> Exercise
Write out the listing below exactly, and omit any images you find in it.

Dataset entries on figures:
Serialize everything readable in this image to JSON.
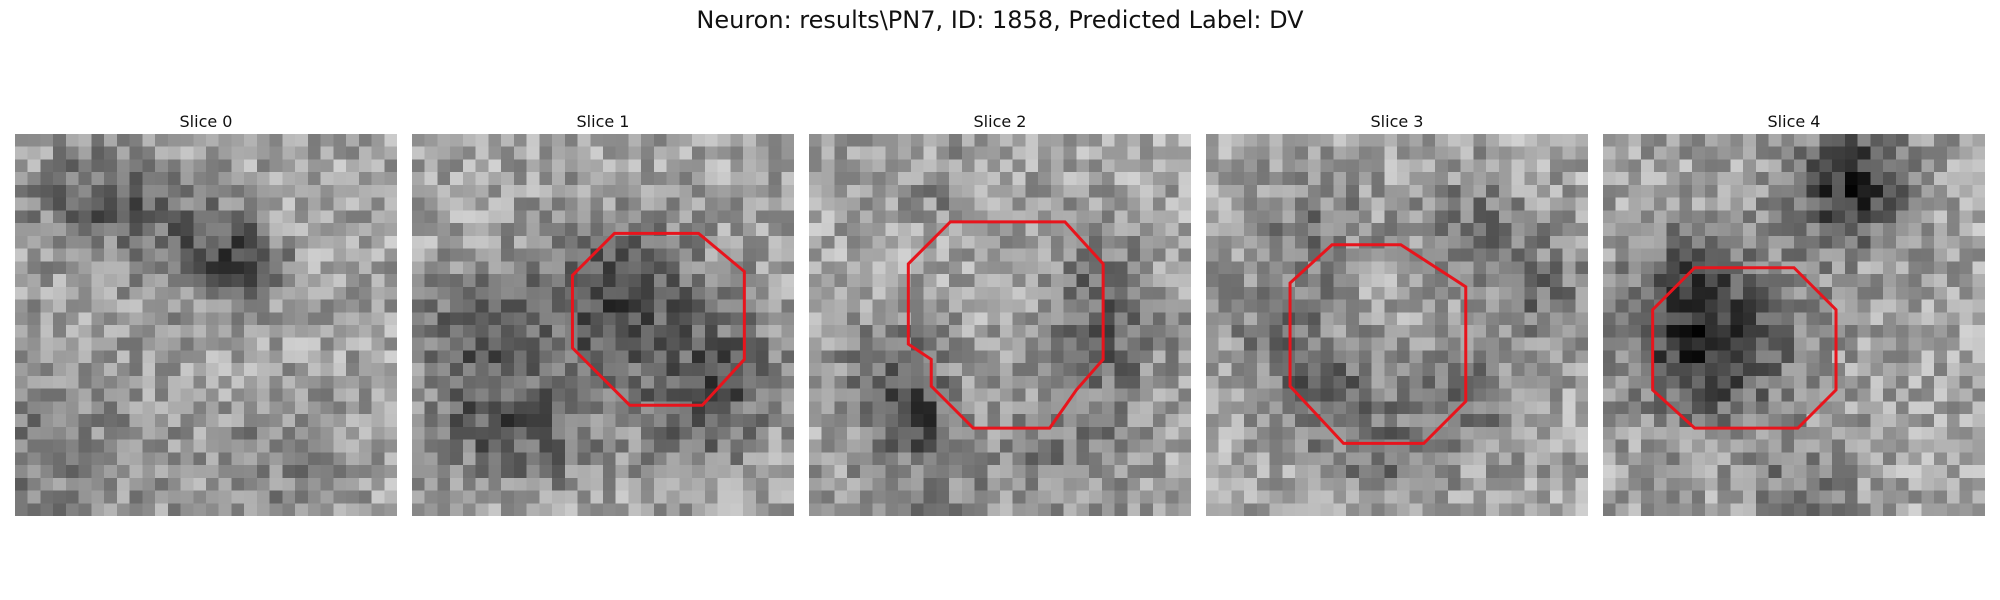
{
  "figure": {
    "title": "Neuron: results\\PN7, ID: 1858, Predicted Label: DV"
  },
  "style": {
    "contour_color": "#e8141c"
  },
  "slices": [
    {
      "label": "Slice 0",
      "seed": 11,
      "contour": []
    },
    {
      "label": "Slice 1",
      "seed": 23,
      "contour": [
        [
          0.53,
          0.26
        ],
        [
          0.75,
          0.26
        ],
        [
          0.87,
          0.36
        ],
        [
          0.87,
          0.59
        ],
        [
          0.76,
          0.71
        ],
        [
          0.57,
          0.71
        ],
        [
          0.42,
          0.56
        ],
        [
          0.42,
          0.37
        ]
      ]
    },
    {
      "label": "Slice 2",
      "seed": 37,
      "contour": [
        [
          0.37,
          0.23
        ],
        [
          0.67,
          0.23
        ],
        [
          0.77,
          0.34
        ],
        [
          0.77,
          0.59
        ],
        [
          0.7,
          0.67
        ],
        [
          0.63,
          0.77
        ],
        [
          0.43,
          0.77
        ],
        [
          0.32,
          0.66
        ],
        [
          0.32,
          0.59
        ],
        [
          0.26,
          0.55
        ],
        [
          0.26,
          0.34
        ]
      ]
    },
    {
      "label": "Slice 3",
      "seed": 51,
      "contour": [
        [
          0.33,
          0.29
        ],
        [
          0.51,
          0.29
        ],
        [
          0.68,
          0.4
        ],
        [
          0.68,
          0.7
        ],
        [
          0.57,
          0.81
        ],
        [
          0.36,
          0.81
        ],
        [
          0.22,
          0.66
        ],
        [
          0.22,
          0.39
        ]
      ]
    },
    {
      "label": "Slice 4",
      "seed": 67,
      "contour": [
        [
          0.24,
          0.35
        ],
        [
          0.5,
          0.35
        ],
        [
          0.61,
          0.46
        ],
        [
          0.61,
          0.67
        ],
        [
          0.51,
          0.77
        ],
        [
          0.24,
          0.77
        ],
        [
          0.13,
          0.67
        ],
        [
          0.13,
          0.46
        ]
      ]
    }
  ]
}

> Solution to this problem
Serialize everything readable in this image to JSON.
{
  "figure": {
    "title": "Neuron: results\\PN7, ID: 1858, Predicted Label: DV"
  },
  "style": {
    "contour_color": "#e8141c"
  },
  "slices": [
    {
      "label": "Slice 0",
      "seed": 11,
      "contour": []
    },
    {
      "label": "Slice 1",
      "seed": 23,
      "contour": [
        [
          0.53,
          0.26
        ],
        [
          0.75,
          0.26
        ],
        [
          0.87,
          0.36
        ],
        [
          0.87,
          0.59
        ],
        [
          0.76,
          0.71
        ],
        [
          0.57,
          0.71
        ],
        [
          0.42,
          0.56
        ],
        [
          0.42,
          0.37
        ]
      ]
    },
    {
      "label": "Slice 2",
      "seed": 37,
      "contour": [
        [
          0.37,
          0.23
        ],
        [
          0.67,
          0.23
        ],
        [
          0.77,
          0.34
        ],
        [
          0.77,
          0.59
        ],
        [
          0.7,
          0.67
        ],
        [
          0.63,
          0.77
        ],
        [
          0.43,
          0.77
        ],
        [
          0.32,
          0.66
        ],
        [
          0.32,
          0.59
        ],
        [
          0.26,
          0.55
        ],
        [
          0.26,
          0.34
        ]
      ]
    },
    {
      "label": "Slice 3",
      "seed": 51,
      "contour": [
        [
          0.33,
          0.29
        ],
        [
          0.51,
          0.29
        ],
        [
          0.68,
          0.4
        ],
        [
          0.68,
          0.7
        ],
        [
          0.57,
          0.81
        ],
        [
          0.36,
          0.81
        ],
        [
          0.22,
          0.66
        ],
        [
          0.22,
          0.39
        ]
      ]
    },
    {
      "label": "Slice 4",
      "seed": 67,
      "contour": [
        [
          0.24,
          0.35
        ],
        [
          0.5,
          0.35
        ],
        [
          0.61,
          0.46
        ],
        [
          0.61,
          0.67
        ],
        [
          0.51,
          0.77
        ],
        [
          0.24,
          0.77
        ],
        [
          0.13,
          0.67
        ],
        [
          0.13,
          0.46
        ]
      ]
    }
  ]
}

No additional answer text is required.